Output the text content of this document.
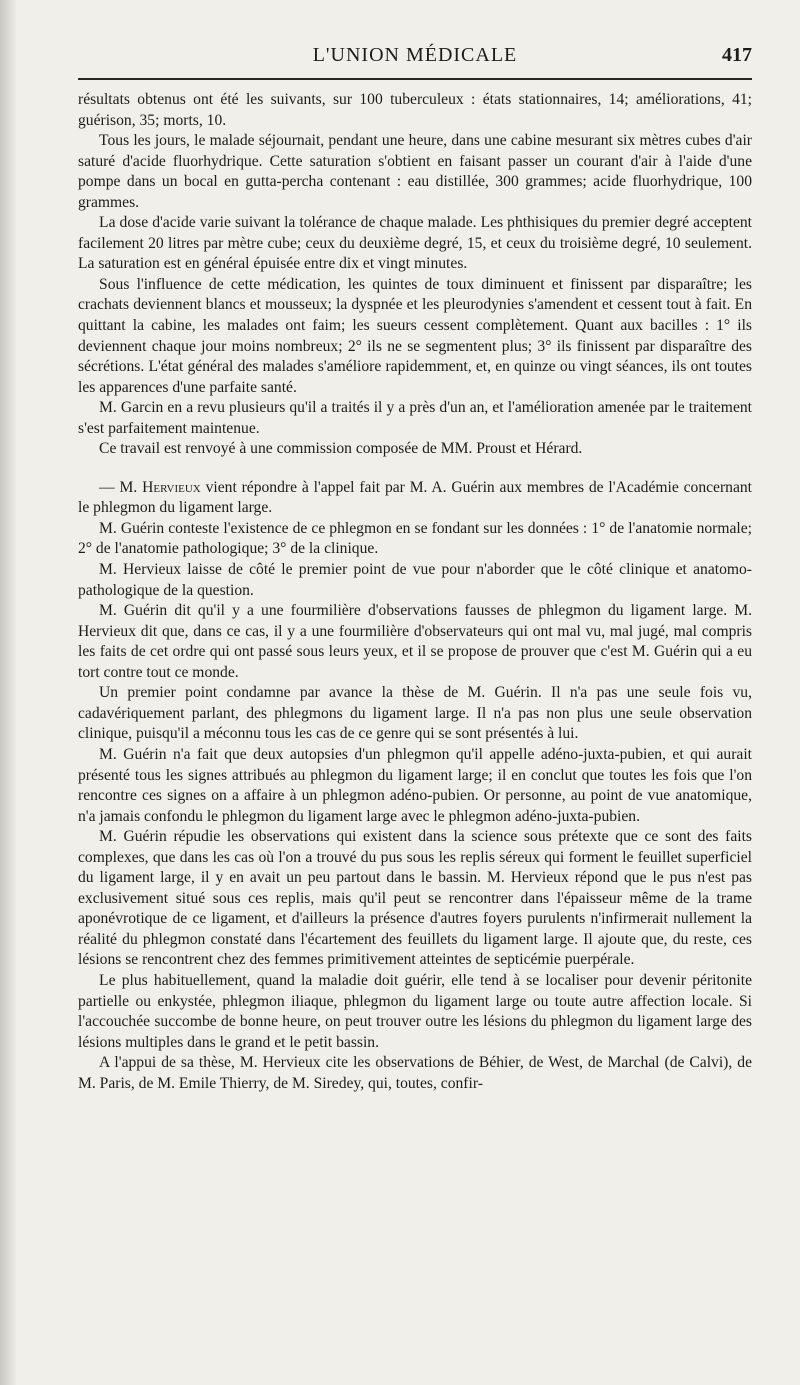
L'UNION MÉDICALE	417

résultats obtenus ont été les suivants, sur 100 tuberculeux : états stationnaires, 14; améliorations, 41; guérison, 35; morts, 10.

Tous les jours, le malade séjournait, pendant une heure, dans une cabine mesurant six mètres cubes d'air saturé d'acide fluorhydrique. Cette saturation s'obtient en faisant passer un courant d'air à l'aide d'une pompe dans un bocal en gutta-percha contenant : eau distillée, 300 grammes; acide fluorhydrique, 100 grammes.

La dose d'acide varie suivant la tolérance de chaque malade. Les phthisiques du premier degré acceptent facilement 20 litres par mètre cube; ceux du deuxième degré, 15, et ceux du troisième degré, 10 seulement. La saturation est en général épuisée entre dix et vingt minutes.

Sous l'influence de cette médication, les quintes de toux diminuent et finissent par disparaître; les crachats deviennent blancs et mousseux; la dyspnée et les pleurodynies s'amendent et cessent tout à fait. En quittant la cabine, les malades ont faim; les sueurs cessent complètement. Quant aux bacilles : 1° ils deviennent chaque jour moins nombreux; 2° ils ne se segmentent plus; 3° ils finissent par disparaître des sécrétions. L'état général des malades s'améliore rapidemment, et, en quinze ou vingt séances, ils ont toutes les apparences d'une parfaite santé.

M. Garcin en a revu plusieurs qu'il a traités il y a près d'un an, et l'amélioration amenée par le traitement s'est parfaitement maintenue.

Ce travail est renvoyé à une commission composée de MM. Proust et Hérard.

— M. Hervieux vient répondre à l'appel fait par M. A. Guérin aux membres de l'Académie concernant le phlegmon du ligament large.

M. Guérin conteste l'existence de ce phlegmon en se fondant sur les données : 1° de l'anatomie normale; 2° de l'anatomie pathologique; 3° de la clinique.

M. Hervieux laisse de côté le premier point de vue pour n'aborder que le côté clinique et anatomo-pathologique de la question.

M. Guérin dit qu'il y a une fourmilière d'observations fausses de phlegmon du ligament large. M. Hervieux dit que, dans ce cas, il y a une fourmilière d'observateurs qui ont mal vu, mal jugé, mal compris les faits de cet ordre qui ont passé sous leurs yeux, et il se propose de prouver que c'est M. Guérin qui a eu tort contre tout ce monde.

Un premier point condamne par avance la thèse de M. Guérin. Il n'a pas une seule fois vu, cadavériquement parlant, des phlegmons du ligament large. Il n'a pas non plus une seule observation clinique, puisqu'il a méconnu tous les cas de ce genre qui se sont présentés à lui.

M. Guérin n'a fait que deux autopsies d'un phlegmon qu'il appelle adéno-juxta-pubien, et qui aurait présenté tous les signes attribués au phlegmon du ligament large; il en conclut que toutes les fois que l'on rencontre ces signes on a affaire à un phlegmon adéno-pubien. Or personne, au point de vue anatomique, n'a jamais confondu le phlegmon du ligament large avec le phlegmon adéno-juxta-pubien.

M. Guérin répudie les observations qui existent dans la science sous prétexte que ce sont des faits complexes, que dans les cas où l'on a trouvé du pus sous les replis séreux qui forment le feuillet superficiel du ligament large, il y en avait un peu partout dans le bassin. M. Hervieux répond que le pus n'est pas exclusivement situé sous ces replis, mais qu'il peut se rencontrer dans l'épaisseur même de la trame aponévrotique de ce ligament, et d'ailleurs la présence d'autres foyers purulents n'infirmerait nullement la réalité du phlegmon constaté dans l'écartement des feuillets du ligament large. Il ajoute que, du reste, ces lésions se rencontrent chez des femmes primitivement atteintes de septicémie puerpérale.

Le plus habituellement, quand la maladie doit guérir, elle tend à se localiser pour devenir péritonite partielle ou enkystée, phlegmon iliaque, phlegmon du ligament large ou toute autre affection locale. Si l'accouchée succombe de bonne heure, on peut trouver outre les lésions du phlegmon du ligament large des lésions multiples dans le grand et le petit bassin.

A l'appui de sa thèse, M. Hervieux cite les observations de Béhier, de West, de Marchal (de Calvi), de M. Paris, de M. Emile Thierry, de M. Siredey, qui, toutes, confir-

★ ★ ★ ★ ★ ★ ★

**Problem requirements:**
Every line is to be duplicated exactly, though pictures stay out.

**Written reply:**
Output the text content of this document.
L'UNION MÉDICALE	417

résultats obtenus ont été les suivants, sur 100 tuberculeux : états stationnaires, 14; améliorations, 41; guérison, 35; morts, 10.

Tous les jours, le malade séjournait, pendant une heure, dans une cabine mesurant six mètres cubes d'air saturé d'acide fluorhydrique. Cette saturation s'obtient en faisant passer un courant d'air à l'aide d'une pompe dans un bocal en gutta-percha contenant : eau distillée, 300 grammes; acide fluorhydrique, 100 grammes.

La dose d'acide varie suivant la tolérance de chaque malade. Les phthisiques du premier degré acceptent facilement 20 litres par mètre cube; ceux du deuxième degré, 15, et ceux du troisième degré, 10 seulement. La saturation est en général épuisée entre dix et vingt minutes.

Sous l'influence de cette médication, les quintes de toux diminuent et finissent par disparaître; les crachats deviennent blancs et mousseux; la dyspnée et les pleurodynies s'amendent et cessent tout à fait. En quittant la cabine, les malades ont faim; les sueurs cessent complètement. Quant aux bacilles : 1° ils deviennent chaque jour moins nombreux; 2° ils ne se segmentent plus; 3° ils finissent par disparaître des sécrétions. L'état général des malades s'améliore rapidemment, et, en quinze ou vingt séances, ils ont toutes les apparences d'une parfaite santé.

M. Garcin en a revu plusieurs qu'il a traités il y a près d'un an, et l'amélioration amenée par le traitement s'est parfaitement maintenue.

Ce travail est renvoyé à une commission composée de MM. Proust et Hérard.

— M. Hervieux vient répondre à l'appel fait par M. A. Guérin aux membres de l'Académie concernant le phlegmon du ligament large.

M. Guérin conteste l'existence de ce phlegmon en se fondant sur les données : 1° de l'anatomie normale; 2° de l'anatomie pathologique; 3° de la clinique.

M. Hervieux laisse de côté le premier point de vue pour n'aborder que le côté clinique et anatomo-pathologique de la question.

M. Guérin dit qu'il y a une fourmilière d'observations fausses de phlegmon du ligament large. M. Hervieux dit que, dans ce cas, il y a une fourmilière d'observateurs qui ont mal vu, mal jugé, mal compris les faits de cet ordre qui ont passé sous leurs yeux, et il se propose de prouver que c'est M. Guérin qui a eu tort contre tout ce monde.

Un premier point condamne par avance la thèse de M. Guérin. Il n'a pas une seule fois vu, cadavériquement parlant, des phlegmons du ligament large. Il n'a pas non plus une seule observation clinique, puisqu'il a méconnu tous les cas de ce genre qui se sont présentés à lui.

M. Guérin n'a fait que deux autopsies d'un phlegmon qu'il appelle adéno-juxta-pubien, et qui aurait présenté tous les signes attribués au phlegmon du ligament large; il en conclut que toutes les fois que l'on rencontre ces signes on a affaire à un phlegmon adéno-pubien. Or personne, au point de vue anatomique, n'a jamais confondu le phlegmon du ligament large avec le phlegmon adéno-juxta-pubien.

M. Guérin répudie les observations qui existent dans la science sous prétexte que ce sont des faits complexes, que dans les cas où l'on a trouvé du pus sous les replis séreux qui forment le feuillet superficiel du ligament large, il y en avait un peu partout dans le bassin. M. Hervieux répond que le pus n'est pas exclusivement situé sous ces replis, mais qu'il peut se rencontrer dans l'épaisseur même de la trame aponévrotique de ce ligament, et d'ailleurs la présence d'autres foyers purulents n'infirmerait nullement la réalité du phlegmon constaté dans l'écartement des feuillets du ligament large. Il ajoute que, du reste, ces lésions se rencontrent chez des femmes primitivement atteintes de septicémie puerpérale.

Le plus habituellement, quand la maladie doit guérir, elle tend à se localiser pour devenir péritonite partielle ou enkystée, phlegmon iliaque, phlegmon du ligament large ou toute autre affection locale. Si l'accouchée succombe de bonne heure, on peut trouver outre les lésions du phlegmon du ligament large des lésions multiples dans le grand et le petit bassin.

A l'appui de sa thèse, M. Hervieux cite les observations de Béhier, de West, de Marchal (de Calvi), de M. Paris, de M. Emile Thierry, de M. Siredey, qui, toutes, confir-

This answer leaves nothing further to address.